Copy the data that follows exactly. Include no pictures.
--- DATASET CONTENT ---
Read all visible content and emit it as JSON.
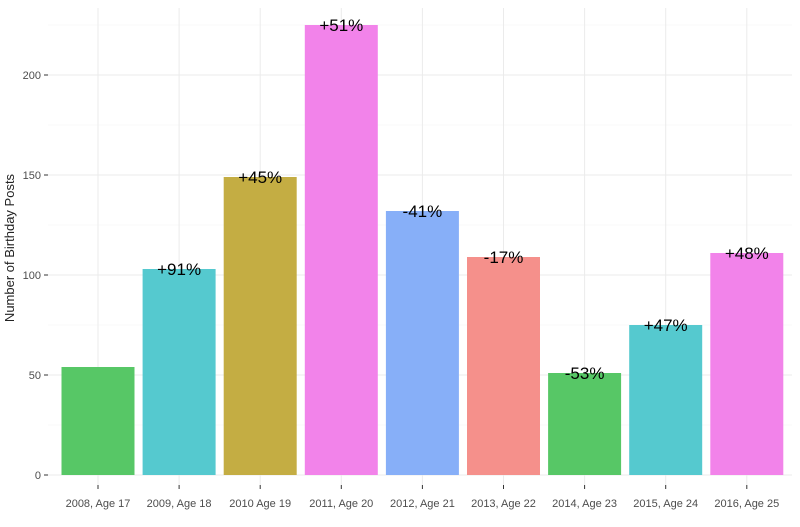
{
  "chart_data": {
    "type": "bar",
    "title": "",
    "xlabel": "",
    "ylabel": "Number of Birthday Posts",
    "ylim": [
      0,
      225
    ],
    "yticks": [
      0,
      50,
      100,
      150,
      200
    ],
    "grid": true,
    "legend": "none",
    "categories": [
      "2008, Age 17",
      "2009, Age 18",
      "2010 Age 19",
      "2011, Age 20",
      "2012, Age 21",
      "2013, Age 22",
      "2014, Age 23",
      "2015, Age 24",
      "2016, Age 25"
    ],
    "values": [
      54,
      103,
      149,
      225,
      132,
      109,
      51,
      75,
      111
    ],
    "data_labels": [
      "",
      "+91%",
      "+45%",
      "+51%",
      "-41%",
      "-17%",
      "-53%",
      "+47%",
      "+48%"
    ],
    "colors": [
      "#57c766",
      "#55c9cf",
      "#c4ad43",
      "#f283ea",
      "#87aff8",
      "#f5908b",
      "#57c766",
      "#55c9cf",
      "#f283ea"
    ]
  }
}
---
:: WRITTEN ANSWER ::
Read all visible content and emit it as JSON.
{
  "chart_data": {
    "type": "bar",
    "title": "",
    "xlabel": "",
    "ylabel": "Number of Birthday Posts",
    "ylim": [
      0,
      225
    ],
    "yticks": [
      0,
      50,
      100,
      150,
      200
    ],
    "grid": true,
    "legend": "none",
    "categories": [
      "2008, Age 17",
      "2009, Age 18",
      "2010 Age 19",
      "2011, Age 20",
      "2012, Age 21",
      "2013, Age 22",
      "2014, Age 23",
      "2015, Age 24",
      "2016, Age 25"
    ],
    "values": [
      54,
      103,
      149,
      225,
      132,
      109,
      51,
      75,
      111
    ],
    "data_labels": [
      "",
      "+91%",
      "+45%",
      "+51%",
      "-41%",
      "-17%",
      "-53%",
      "+47%",
      "+48%"
    ],
    "colors": [
      "#57c766",
      "#55c9cf",
      "#c4ad43",
      "#f283ea",
      "#87aff8",
      "#f5908b",
      "#57c766",
      "#55c9cf",
      "#f283ea"
    ]
  }
}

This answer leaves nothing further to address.